* DOCUMENT TEXT
---*---

IndexError: index -1 is out of bounds for axis 0 with size 0

In [1]:
import pandas as pd
import os

def find_tables(sheet_df):
    tables = []
    table = None
    current_row_length = 0
    
    for index, row in sheet_df.iterrows():
        non_null_count = row.count()
        
        if non_null_count == 0:  # Skip rows with all nulls
            continue
        
        if table is None:
            current_row_length = non_null_count
            table = {'header': row.index[row.notna()].tolist(), 'data': [row.dropna().tolist()]}
        elif non_null_count == current_row_length:
            table['data'].append(row.dropna().tolist())
        else:
            if table is not None:
                tables.append(table)
                table = None
                
            if non_null_count > 0:
                current_row_length = non_null_count
                table = {'header': row.index[row.notna()].tolist(), 'data': [row.dropna().tolist()]}

    if table is not None:
        tables.append(table)

---*---

* PROBLEMS
a) Please restate the block in the code that begins with "for index, row in sheet_df.iterrows():" as a short list of the steps it performs.
b) Edit the code: reproduce the part that opens with the line containing "for index, row" and closes with "table['data'].append(row.dropna().tolist())", changing "non_null_count" to "filled_count".
c) In the code, which pandas method is used to step through the rows of the sheet?

---*---

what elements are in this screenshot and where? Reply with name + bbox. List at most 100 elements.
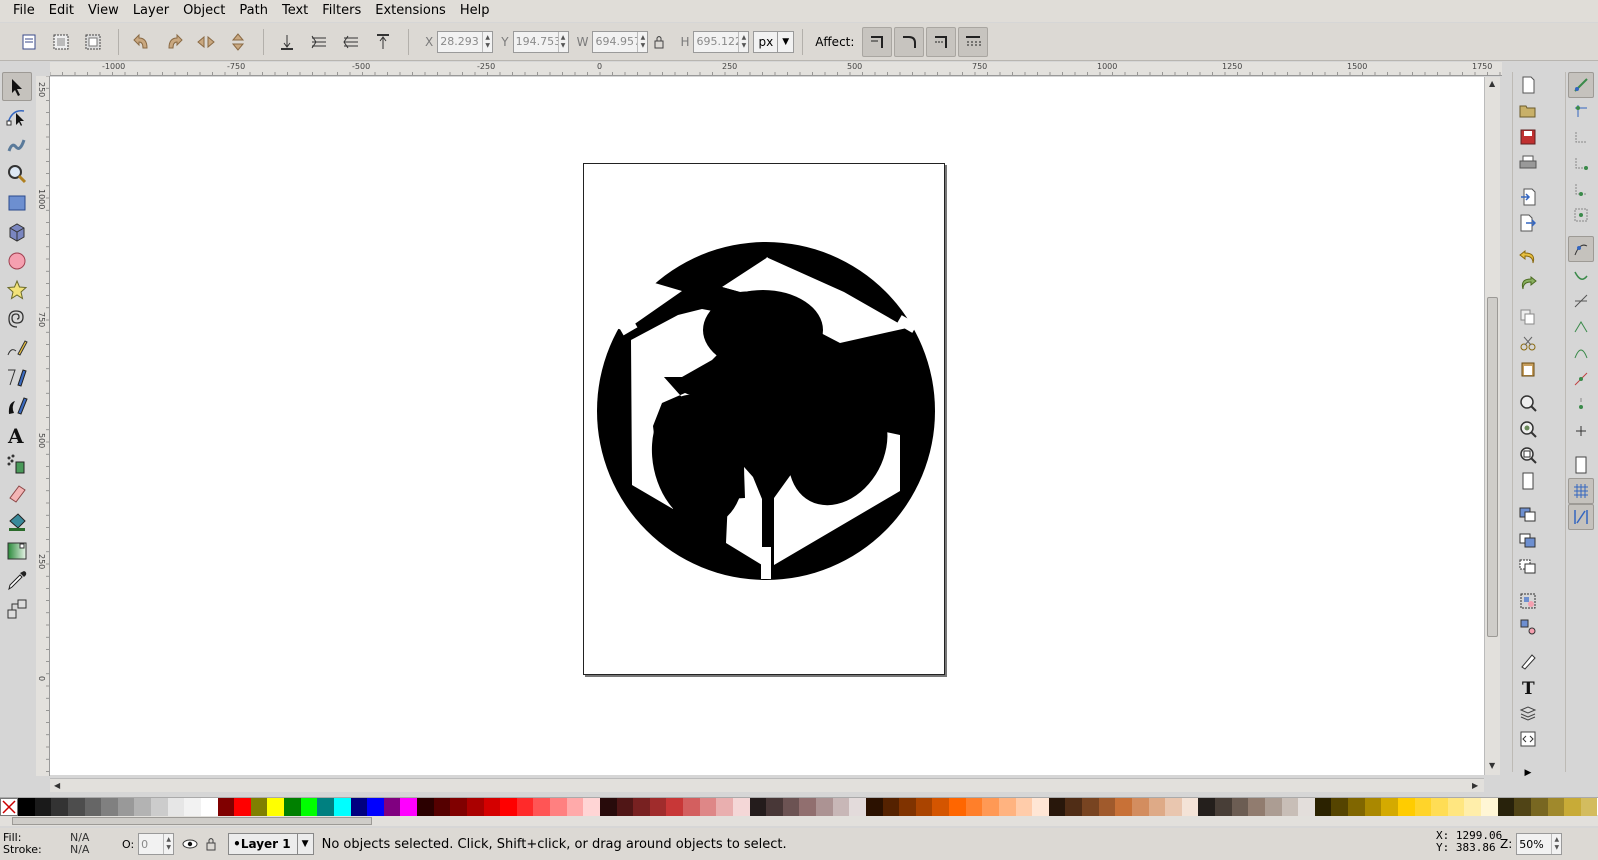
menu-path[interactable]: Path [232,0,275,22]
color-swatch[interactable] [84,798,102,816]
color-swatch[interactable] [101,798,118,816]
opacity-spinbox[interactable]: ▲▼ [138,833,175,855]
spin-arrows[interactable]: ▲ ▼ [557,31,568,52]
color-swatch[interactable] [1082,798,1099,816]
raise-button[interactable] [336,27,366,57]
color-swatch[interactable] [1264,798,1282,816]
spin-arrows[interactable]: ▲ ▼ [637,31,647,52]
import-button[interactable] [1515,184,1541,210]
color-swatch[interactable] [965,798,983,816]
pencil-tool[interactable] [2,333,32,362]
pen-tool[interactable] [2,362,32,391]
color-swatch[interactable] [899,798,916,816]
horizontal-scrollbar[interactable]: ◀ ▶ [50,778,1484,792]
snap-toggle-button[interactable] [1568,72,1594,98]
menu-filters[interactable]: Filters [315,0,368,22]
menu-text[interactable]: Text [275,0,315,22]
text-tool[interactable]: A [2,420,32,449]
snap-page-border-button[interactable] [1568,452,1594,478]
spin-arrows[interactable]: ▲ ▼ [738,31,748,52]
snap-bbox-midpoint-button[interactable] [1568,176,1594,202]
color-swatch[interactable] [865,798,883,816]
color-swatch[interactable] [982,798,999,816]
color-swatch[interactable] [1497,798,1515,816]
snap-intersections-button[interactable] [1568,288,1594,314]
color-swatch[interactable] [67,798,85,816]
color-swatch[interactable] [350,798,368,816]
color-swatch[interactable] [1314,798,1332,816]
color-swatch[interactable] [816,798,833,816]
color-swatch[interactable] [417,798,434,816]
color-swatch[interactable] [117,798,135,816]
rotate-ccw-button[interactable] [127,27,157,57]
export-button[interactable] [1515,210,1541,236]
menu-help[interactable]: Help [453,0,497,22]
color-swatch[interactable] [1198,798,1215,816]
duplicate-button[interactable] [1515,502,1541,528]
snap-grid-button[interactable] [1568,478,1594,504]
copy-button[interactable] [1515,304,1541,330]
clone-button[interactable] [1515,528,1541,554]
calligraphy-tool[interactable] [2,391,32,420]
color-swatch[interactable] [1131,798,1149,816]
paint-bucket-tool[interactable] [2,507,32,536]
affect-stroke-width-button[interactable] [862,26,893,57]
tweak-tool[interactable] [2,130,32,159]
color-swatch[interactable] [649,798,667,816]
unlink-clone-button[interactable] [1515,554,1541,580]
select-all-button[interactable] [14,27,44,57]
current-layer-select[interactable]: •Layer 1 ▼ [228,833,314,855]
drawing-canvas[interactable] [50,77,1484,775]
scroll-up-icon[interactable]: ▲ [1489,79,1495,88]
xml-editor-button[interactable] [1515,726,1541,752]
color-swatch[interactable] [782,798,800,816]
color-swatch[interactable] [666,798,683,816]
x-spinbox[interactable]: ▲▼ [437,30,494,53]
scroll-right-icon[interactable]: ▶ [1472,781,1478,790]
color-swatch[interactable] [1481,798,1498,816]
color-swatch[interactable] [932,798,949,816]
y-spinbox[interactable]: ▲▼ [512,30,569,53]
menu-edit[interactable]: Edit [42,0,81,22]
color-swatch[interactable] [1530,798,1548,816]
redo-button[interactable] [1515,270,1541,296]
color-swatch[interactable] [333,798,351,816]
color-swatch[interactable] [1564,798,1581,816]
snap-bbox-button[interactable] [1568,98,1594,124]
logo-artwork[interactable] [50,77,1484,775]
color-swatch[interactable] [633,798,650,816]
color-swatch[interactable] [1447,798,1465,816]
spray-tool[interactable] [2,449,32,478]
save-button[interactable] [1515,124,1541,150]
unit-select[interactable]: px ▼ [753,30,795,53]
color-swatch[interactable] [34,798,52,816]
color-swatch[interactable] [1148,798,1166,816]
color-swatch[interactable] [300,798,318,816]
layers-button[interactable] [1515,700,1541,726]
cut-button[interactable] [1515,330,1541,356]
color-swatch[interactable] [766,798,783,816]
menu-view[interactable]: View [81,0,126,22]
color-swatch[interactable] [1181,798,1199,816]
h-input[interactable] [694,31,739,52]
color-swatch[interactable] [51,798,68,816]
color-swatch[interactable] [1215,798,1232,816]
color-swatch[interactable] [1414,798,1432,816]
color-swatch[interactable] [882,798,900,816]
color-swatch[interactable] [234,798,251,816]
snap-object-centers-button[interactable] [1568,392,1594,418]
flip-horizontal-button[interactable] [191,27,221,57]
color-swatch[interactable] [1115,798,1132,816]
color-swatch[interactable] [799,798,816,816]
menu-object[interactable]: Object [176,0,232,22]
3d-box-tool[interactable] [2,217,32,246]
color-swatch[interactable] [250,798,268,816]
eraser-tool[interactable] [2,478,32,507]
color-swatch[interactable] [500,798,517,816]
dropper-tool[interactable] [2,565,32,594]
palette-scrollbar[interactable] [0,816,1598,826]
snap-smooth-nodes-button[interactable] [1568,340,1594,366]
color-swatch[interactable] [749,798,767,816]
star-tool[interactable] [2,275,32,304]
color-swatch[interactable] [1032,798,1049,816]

---*---

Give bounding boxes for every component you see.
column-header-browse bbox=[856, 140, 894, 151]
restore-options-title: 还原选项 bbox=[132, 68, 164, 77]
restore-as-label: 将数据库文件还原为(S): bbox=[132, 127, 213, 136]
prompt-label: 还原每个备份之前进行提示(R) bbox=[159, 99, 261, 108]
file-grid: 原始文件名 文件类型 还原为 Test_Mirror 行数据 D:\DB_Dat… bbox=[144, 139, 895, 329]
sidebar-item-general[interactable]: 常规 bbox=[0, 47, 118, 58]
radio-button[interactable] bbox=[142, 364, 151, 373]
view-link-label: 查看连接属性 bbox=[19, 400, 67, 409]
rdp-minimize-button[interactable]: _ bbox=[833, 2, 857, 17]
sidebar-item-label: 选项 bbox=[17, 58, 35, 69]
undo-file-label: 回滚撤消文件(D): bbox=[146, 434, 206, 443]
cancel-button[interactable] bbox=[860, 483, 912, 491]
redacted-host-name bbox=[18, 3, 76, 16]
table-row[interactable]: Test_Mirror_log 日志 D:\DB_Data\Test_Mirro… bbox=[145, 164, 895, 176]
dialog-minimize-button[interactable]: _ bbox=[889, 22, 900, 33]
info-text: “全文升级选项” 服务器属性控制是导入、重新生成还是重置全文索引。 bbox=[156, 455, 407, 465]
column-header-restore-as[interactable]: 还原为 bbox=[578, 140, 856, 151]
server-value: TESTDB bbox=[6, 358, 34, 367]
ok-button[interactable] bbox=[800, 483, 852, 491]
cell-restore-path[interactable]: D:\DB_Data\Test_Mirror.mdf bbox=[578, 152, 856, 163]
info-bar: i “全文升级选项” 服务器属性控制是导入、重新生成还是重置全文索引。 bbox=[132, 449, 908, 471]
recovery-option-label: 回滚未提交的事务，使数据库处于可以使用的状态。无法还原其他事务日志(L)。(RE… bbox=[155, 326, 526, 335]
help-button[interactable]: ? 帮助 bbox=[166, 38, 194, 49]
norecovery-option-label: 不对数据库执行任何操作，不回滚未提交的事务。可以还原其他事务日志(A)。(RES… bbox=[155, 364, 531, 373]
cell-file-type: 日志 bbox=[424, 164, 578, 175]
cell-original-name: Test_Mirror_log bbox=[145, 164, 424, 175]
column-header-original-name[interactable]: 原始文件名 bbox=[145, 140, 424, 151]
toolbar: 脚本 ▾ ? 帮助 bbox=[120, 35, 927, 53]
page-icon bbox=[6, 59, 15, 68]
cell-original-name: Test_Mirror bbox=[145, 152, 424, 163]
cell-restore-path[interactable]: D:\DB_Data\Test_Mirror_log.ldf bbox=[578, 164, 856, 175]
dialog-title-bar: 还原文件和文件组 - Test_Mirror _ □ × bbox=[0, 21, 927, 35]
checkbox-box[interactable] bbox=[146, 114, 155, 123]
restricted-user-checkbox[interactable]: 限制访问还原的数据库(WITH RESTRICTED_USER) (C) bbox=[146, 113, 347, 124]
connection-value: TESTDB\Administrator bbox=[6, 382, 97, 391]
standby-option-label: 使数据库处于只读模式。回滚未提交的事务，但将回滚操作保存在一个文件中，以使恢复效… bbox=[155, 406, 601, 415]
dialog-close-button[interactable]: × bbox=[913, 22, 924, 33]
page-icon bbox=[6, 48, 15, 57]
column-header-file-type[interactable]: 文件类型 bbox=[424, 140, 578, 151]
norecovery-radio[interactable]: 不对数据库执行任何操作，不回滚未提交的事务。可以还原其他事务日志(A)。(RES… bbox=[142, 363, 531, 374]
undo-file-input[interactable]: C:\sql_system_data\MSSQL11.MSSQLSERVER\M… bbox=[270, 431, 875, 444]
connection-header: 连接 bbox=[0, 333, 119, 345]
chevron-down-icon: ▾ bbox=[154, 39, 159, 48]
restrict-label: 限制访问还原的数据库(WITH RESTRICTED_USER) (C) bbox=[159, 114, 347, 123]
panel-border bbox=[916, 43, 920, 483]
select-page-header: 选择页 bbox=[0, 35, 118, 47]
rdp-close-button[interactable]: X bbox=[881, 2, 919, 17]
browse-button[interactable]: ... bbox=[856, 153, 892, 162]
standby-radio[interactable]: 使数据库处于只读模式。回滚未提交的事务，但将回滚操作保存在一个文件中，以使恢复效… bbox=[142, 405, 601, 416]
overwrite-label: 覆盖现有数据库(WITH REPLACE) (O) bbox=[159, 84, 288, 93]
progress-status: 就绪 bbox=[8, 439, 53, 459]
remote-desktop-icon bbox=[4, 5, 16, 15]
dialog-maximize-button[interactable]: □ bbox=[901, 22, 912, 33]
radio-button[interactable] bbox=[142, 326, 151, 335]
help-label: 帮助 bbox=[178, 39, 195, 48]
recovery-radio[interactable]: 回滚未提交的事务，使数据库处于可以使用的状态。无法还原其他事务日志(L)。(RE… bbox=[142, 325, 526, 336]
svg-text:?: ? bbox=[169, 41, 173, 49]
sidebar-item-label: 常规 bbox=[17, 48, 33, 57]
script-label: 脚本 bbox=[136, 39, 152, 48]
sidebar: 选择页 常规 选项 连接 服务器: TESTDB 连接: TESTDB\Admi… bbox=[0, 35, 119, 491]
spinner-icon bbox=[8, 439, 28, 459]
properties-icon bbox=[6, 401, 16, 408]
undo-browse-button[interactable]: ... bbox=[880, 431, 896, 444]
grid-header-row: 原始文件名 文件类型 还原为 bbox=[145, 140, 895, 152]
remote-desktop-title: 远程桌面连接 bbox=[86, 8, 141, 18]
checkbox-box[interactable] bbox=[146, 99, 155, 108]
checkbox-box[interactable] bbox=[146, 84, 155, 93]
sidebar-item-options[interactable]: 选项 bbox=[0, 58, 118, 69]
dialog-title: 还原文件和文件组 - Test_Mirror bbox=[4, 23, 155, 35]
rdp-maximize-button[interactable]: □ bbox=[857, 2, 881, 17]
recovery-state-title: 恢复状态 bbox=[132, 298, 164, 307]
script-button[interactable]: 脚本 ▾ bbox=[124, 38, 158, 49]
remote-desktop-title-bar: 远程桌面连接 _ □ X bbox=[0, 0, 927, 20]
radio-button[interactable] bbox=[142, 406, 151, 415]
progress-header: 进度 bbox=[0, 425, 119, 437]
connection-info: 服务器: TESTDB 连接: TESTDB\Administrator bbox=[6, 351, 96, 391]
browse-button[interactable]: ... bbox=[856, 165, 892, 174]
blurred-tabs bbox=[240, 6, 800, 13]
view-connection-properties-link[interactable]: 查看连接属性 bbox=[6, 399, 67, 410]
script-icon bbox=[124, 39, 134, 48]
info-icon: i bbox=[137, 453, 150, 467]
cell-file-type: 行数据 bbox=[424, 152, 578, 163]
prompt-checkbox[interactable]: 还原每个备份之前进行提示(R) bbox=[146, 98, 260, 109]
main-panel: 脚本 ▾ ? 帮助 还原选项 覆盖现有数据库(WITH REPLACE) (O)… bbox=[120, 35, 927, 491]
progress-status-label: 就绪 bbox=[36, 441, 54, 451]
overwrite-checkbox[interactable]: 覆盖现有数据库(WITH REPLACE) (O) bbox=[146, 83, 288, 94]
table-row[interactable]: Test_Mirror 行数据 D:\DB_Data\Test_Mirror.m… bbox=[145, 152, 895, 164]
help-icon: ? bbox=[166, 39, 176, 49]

---*---

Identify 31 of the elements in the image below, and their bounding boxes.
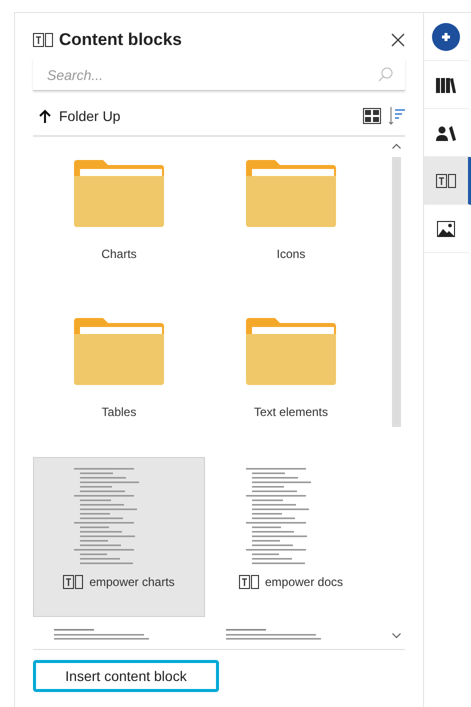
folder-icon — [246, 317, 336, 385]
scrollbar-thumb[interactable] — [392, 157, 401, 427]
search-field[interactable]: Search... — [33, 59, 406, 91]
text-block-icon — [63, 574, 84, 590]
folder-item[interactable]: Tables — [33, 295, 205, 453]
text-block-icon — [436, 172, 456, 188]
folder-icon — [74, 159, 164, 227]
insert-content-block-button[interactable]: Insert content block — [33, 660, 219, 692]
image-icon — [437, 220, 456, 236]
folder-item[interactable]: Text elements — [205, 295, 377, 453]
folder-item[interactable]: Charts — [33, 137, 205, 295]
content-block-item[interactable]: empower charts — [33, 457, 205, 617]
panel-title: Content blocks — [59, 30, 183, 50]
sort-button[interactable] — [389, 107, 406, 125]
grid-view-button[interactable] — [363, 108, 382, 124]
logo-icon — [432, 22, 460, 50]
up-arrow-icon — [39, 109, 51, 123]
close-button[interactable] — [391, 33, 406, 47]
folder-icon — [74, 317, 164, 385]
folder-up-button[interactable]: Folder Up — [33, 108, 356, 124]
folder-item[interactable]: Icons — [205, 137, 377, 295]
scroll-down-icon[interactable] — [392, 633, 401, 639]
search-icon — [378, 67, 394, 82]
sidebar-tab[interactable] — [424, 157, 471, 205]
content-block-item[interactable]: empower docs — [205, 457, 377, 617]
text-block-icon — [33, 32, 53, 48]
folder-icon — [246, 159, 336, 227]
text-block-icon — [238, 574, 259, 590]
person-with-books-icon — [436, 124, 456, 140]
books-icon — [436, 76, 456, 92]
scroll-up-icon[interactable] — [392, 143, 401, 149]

---*---

* ANSWERS TO THE EXERCISES
a)
- Loop over each row of the sheet with `iterrows()`, counting its non-null values.
- Skip any row whose values are all null.
- If no table is open, start one. Use the row's non-null column labels as the header and its non-null values as the first data row, and record the row's count as the current length.
- If the row's count equals the current length, append its non-null values to the open table's data.
- Otherwise, add the open table to the list of tables and close it. Then, if the row has any non-null values, start a new table from that row and set the current length to its count.

b)
for index, row in sheet_df.iterrows():
        filled_count = row.count()
        
        if filled_count == 0:  # Skip rows with all nulls
            continue
        
        if table is None:
            current_row_length = filled_count
            table = {'header': row.index[row.notna()].tolist(), 'data': [row.dropna().tolist()]}
        elif filled_count == current_row_length:
            table['data'].append(row.dropna().tolist())

c) `iterrows()`